— BEGIN PROVIDED DATA —

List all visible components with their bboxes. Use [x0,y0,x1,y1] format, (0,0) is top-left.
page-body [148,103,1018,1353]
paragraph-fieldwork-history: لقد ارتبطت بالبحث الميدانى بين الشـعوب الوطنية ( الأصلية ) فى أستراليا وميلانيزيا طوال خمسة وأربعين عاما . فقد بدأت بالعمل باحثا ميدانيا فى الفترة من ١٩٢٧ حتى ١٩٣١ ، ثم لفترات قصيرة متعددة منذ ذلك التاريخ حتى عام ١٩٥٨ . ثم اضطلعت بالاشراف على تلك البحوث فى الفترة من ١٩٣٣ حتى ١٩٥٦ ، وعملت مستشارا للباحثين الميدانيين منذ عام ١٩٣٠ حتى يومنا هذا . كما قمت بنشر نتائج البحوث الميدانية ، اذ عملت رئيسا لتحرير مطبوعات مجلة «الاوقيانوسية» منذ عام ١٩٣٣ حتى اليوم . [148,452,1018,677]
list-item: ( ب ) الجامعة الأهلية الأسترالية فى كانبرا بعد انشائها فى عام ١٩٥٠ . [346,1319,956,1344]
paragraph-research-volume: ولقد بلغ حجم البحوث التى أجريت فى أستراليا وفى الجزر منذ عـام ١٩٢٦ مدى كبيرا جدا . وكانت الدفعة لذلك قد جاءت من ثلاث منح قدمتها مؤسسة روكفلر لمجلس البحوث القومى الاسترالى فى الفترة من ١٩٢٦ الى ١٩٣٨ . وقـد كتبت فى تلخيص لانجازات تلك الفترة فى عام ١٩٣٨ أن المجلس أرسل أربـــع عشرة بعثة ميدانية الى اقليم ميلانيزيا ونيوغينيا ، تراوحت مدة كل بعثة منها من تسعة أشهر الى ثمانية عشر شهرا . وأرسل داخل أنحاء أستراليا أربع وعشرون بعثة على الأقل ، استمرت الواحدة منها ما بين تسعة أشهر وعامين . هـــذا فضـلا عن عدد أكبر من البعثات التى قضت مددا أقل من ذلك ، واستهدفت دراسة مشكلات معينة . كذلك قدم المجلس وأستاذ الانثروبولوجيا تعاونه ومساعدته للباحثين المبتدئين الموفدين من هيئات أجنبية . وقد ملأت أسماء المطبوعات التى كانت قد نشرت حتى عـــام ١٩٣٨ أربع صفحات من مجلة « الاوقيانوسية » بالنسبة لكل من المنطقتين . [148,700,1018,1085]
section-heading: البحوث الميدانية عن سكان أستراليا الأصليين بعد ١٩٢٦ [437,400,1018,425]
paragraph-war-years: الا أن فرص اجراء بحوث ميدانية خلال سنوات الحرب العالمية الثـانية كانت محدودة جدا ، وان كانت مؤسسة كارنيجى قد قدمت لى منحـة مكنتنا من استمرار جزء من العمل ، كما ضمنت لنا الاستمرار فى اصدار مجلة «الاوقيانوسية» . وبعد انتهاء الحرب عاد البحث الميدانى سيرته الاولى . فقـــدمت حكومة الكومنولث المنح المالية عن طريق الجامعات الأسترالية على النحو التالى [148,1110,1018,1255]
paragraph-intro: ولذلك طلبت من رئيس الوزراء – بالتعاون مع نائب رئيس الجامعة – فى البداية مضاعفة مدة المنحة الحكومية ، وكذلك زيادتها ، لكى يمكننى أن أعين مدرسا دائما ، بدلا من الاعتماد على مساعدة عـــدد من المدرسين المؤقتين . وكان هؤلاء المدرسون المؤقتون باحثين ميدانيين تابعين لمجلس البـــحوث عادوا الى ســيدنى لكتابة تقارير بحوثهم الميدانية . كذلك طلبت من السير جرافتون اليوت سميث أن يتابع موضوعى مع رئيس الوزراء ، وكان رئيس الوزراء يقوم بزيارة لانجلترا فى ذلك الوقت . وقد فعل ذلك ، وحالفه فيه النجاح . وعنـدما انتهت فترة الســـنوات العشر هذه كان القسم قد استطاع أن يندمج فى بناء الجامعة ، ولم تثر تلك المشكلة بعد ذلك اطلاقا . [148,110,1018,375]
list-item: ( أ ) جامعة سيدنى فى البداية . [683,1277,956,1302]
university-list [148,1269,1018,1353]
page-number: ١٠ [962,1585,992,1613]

— END PROVIDED DATA —

## WHAT YOU HAVE TO DO
Change every occurrence of "list-item" in the entries to "bullet-item", and reproduce all the lines with nothing else altered.

## WRITTEN REPLY
List all visible components with their bboxes. Use [x0,y0,x1,y1] format, (0,0) is top-left.
page-body [148,103,1018,1353]
paragraph-fieldwork-history: لقد ارتبطت بالبحث الميدانى بين الشـعوب الوطنية ( الأصلية ) فى أستراليا وميلانيزيا طوال خمسة وأربعين عاما . فقد بدأت بالعمل باحثا ميدانيا فى الفترة من ١٩٢٧ حتى ١٩٣١ ، ثم لفترات قصيرة متعددة منذ ذلك التاريخ حتى عام ١٩٥٨ . ثم اضطلعت بالاشراف على تلك البحوث فى الفترة من ١٩٣٣ حتى ١٩٥٦ ، وعملت مستشارا للباحثين الميدانيين منذ عام ١٩٣٠ حتى يومنا هذا . كما قمت بنشر نتائج البحوث الميدانية ، اذ عملت رئيسا لتحرير مطبوعات مجلة «الاوقيانوسية» منذ عام ١٩٣٣ حتى اليوم . [148,452,1018,677]
bullet-item: ( ب ) الجامعة الأهلية الأسترالية فى كانبرا بعد انشائها فى عام ١٩٥٠ . [346,1319,956,1344]
paragraph-research-volume: ولقد بلغ حجم البحوث التى أجريت فى أستراليا وفى الجزر منذ عـام ١٩٢٦ مدى كبيرا جدا . وكانت الدفعة لذلك قد جاءت من ثلاث منح قدمتها مؤسسة روكفلر لمجلس البحوث القومى الاسترالى فى الفترة من ١٩٢٦ الى ١٩٣٨ . وقـد كتبت فى تلخيص لانجازات تلك الفترة فى عام ١٩٣٨ أن المجلس أرسل أربـــع عشرة بعثة ميدانية الى اقليم ميلانيزيا ونيوغينيا ، تراوحت مدة كل بعثة منها من تسعة أشهر الى ثمانية عشر شهرا . وأرسل داخل أنحاء أستراليا أربع وعشرون بعثة على الأقل ، استمرت الواحدة منها ما بين تسعة أشهر وعامين . هـــذا فضـلا عن عدد أكبر من البعثات التى قضت مددا أقل من ذلك ، واستهدفت دراسة مشكلات معينة . كذلك قدم المجلس وأستاذ الانثروبولوجيا تعاونه ومساعدته للباحثين المبتدئين الموفدين من هيئات أجنبية . وقد ملأت أسماء المطبوعات التى كانت قد نشرت حتى عـــام ١٩٣٨ أربع صفحات من مجلة « الاوقيانوسية » بالنسبة لكل من المنطقتين . [148,700,1018,1085]
section-heading: البحوث الميدانية عن سكان أستراليا الأصليين بعد ١٩٢٦ [437,400,1018,425]
paragraph-war-years: الا أن فرص اجراء بحوث ميدانية خلال سنوات الحرب العالمية الثـانية كانت محدودة جدا ، وان كانت مؤسسة كارنيجى قد قدمت لى منحـة مكنتنا من استمرار جزء من العمل ، كما ضمنت لنا الاستمرار فى اصدار مجلة «الاوقيانوسية» . وبعد انتهاء الحرب عاد البحث الميدانى سيرته الاولى . فقـــدمت حكومة الكومنولث المنح المالية عن طريق الجامعات الأسترالية على النحو التالى [148,1110,1018,1255]
paragraph-intro: ولذلك طلبت من رئيس الوزراء – بالتعاون مع نائب رئيس الجامعة – فى البداية مضاعفة مدة المنحة الحكومية ، وكذلك زيادتها ، لكى يمكننى أن أعين مدرسا دائما ، بدلا من الاعتماد على مساعدة عـــدد من المدرسين المؤقتين . وكان هؤلاء المدرسون المؤقتون باحثين ميدانيين تابعين لمجلس البـــحوث عادوا الى ســيدنى لكتابة تقارير بحوثهم الميدانية . كذلك طلبت من السير جرافتون اليوت سميث أن يتابع موضوعى مع رئيس الوزراء ، وكان رئيس الوزراء يقوم بزيارة لانجلترا فى ذلك الوقت . وقد فعل ذلك ، وحالفه فيه النجاح . وعنـدما انتهت فترة الســـنوات العشر هذه كان القسم قد استطاع أن يندمج فى بناء الجامعة ، ولم تثر تلك المشكلة بعد ذلك اطلاقا . [148,110,1018,375]
bullet-item: ( أ ) جامعة سيدنى فى البداية . [683,1277,956,1302]
university-list [148,1269,1018,1353]
page-number: ١٠ [962,1585,992,1613]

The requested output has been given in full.